Gather each line in the entries that includes the string "outlier".

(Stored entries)
----------------------------------------

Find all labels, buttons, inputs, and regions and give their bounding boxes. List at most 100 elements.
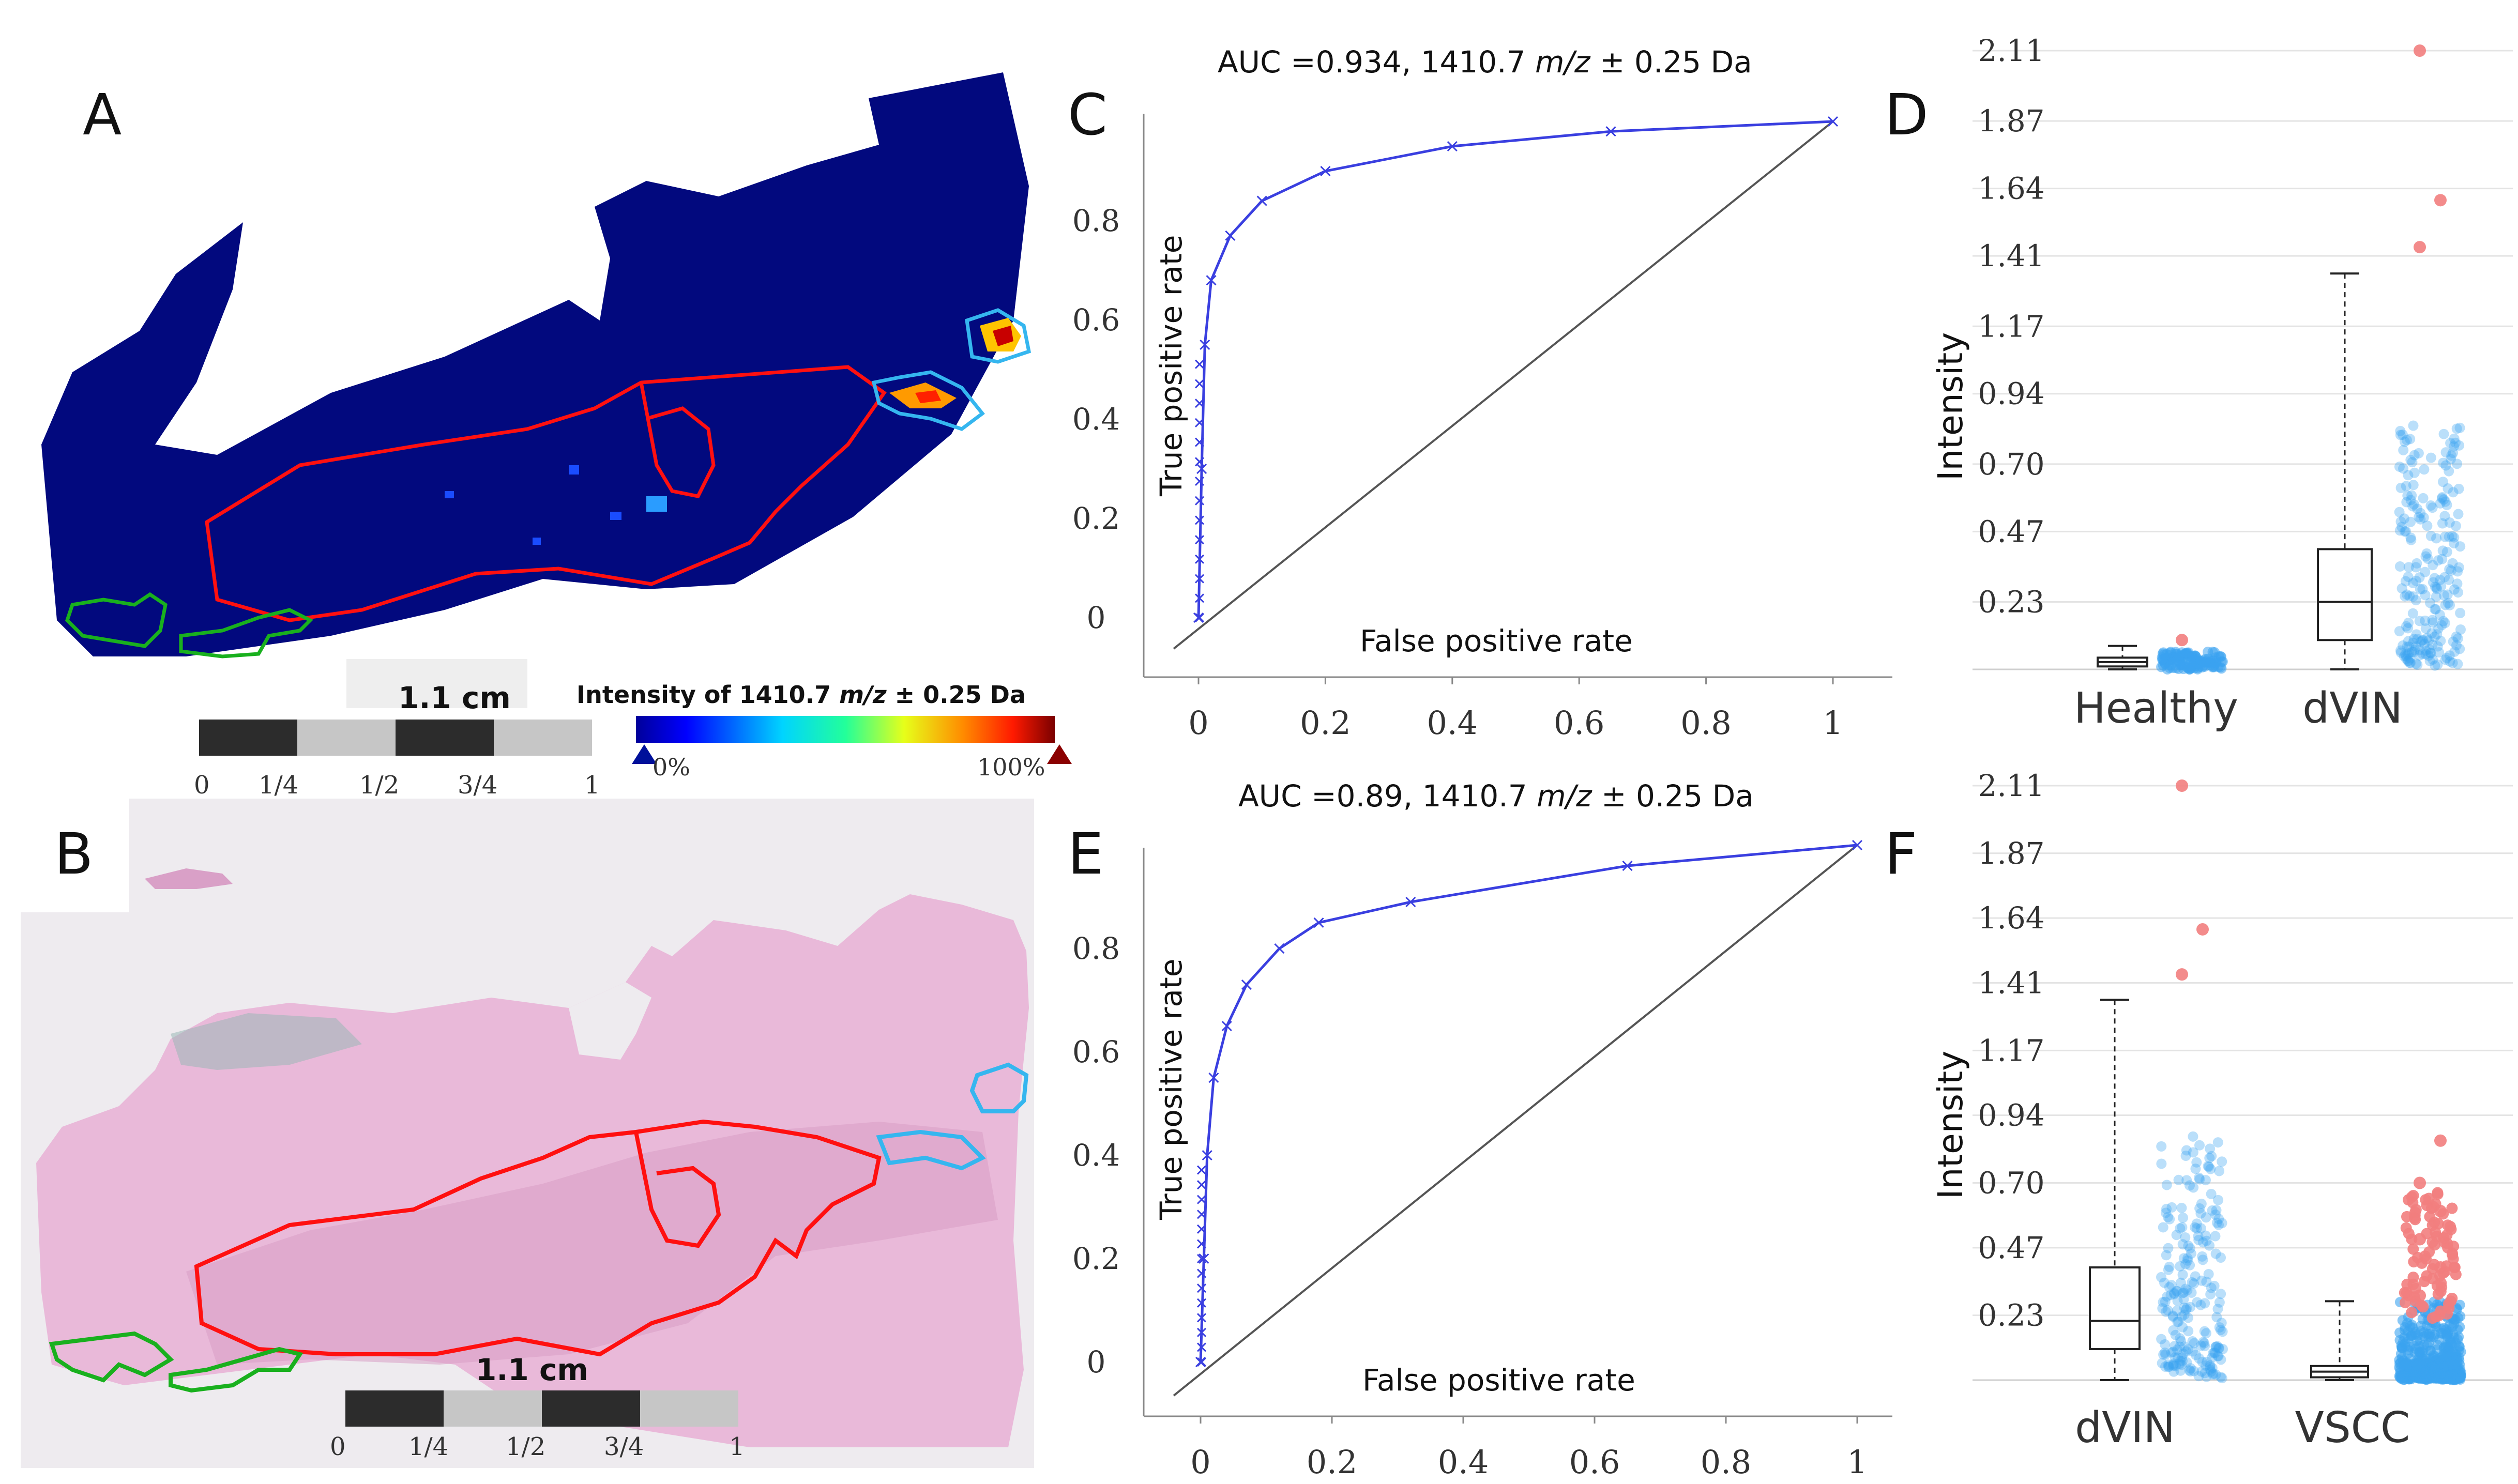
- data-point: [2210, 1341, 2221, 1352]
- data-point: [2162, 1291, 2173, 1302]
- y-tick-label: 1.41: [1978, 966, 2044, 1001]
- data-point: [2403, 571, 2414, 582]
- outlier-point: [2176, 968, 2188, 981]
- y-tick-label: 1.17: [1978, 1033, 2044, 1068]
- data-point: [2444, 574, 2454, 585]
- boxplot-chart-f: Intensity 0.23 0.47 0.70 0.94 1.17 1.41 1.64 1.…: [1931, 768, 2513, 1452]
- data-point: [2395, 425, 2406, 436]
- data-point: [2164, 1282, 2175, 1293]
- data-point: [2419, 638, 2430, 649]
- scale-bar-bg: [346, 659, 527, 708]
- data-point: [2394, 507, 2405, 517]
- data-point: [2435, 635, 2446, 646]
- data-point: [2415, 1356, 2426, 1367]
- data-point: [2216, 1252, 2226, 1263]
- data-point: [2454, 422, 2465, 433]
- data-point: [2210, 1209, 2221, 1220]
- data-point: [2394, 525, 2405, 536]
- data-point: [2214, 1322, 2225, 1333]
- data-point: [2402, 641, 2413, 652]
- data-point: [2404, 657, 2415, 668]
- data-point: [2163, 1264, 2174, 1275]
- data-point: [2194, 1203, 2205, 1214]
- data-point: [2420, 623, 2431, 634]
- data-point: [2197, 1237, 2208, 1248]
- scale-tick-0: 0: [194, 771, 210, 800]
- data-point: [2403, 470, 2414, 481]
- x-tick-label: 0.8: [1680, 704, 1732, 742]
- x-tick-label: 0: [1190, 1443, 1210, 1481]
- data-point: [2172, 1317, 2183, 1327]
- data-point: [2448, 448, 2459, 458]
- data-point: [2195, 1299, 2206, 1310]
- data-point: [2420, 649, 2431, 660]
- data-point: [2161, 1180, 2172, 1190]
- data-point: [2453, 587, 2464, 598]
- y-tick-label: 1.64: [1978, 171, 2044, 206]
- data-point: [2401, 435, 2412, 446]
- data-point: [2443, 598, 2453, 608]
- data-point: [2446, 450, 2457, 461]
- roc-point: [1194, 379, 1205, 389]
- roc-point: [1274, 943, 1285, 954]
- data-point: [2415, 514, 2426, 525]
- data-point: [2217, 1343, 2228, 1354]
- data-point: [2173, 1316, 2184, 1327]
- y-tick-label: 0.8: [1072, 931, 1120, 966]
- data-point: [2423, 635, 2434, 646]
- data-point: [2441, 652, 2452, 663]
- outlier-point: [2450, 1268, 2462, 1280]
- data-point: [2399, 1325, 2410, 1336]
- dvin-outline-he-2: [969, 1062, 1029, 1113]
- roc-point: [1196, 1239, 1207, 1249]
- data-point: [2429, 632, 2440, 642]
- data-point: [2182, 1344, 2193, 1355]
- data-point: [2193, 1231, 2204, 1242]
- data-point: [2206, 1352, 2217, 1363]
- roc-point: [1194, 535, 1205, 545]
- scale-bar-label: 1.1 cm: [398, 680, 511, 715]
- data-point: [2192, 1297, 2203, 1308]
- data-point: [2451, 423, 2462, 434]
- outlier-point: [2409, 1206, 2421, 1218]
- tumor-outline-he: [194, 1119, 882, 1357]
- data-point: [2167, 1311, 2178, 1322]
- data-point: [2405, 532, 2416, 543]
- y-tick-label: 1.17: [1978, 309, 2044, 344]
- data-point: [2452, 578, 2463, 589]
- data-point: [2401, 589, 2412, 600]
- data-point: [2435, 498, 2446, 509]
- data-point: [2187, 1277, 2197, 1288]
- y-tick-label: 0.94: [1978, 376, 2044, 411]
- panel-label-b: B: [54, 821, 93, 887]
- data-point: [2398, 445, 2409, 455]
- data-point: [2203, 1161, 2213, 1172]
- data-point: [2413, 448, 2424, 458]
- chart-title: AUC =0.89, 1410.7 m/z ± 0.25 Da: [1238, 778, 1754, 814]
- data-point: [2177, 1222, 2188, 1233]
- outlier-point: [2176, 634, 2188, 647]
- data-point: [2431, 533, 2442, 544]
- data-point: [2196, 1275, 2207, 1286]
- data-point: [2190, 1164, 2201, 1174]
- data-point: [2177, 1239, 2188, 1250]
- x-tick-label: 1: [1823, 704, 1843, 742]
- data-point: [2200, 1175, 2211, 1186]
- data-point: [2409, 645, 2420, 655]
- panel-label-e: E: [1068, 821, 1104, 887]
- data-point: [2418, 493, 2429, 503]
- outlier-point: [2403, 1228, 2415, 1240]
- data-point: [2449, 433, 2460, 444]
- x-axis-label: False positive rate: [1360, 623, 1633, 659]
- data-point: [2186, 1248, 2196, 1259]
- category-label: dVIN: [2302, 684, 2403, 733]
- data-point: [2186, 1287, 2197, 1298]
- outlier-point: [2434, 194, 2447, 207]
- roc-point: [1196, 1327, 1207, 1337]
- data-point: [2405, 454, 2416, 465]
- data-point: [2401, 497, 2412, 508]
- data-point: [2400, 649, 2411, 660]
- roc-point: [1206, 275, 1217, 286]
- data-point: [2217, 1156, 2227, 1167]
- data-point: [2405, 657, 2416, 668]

----------------------------------------

## RESULT OF THIS EXERCISE
- outlier-point: [2176, 968, 2188, 981]
- outlier-point: [2450, 1268, 2462, 1280]
- outlier-point: [2409, 1206, 2421, 1218]
- outlier-point: [2176, 634, 2188, 647]
- outlier-point: [2403, 1228, 2415, 1240]
- outlier-point: [2434, 194, 2447, 207]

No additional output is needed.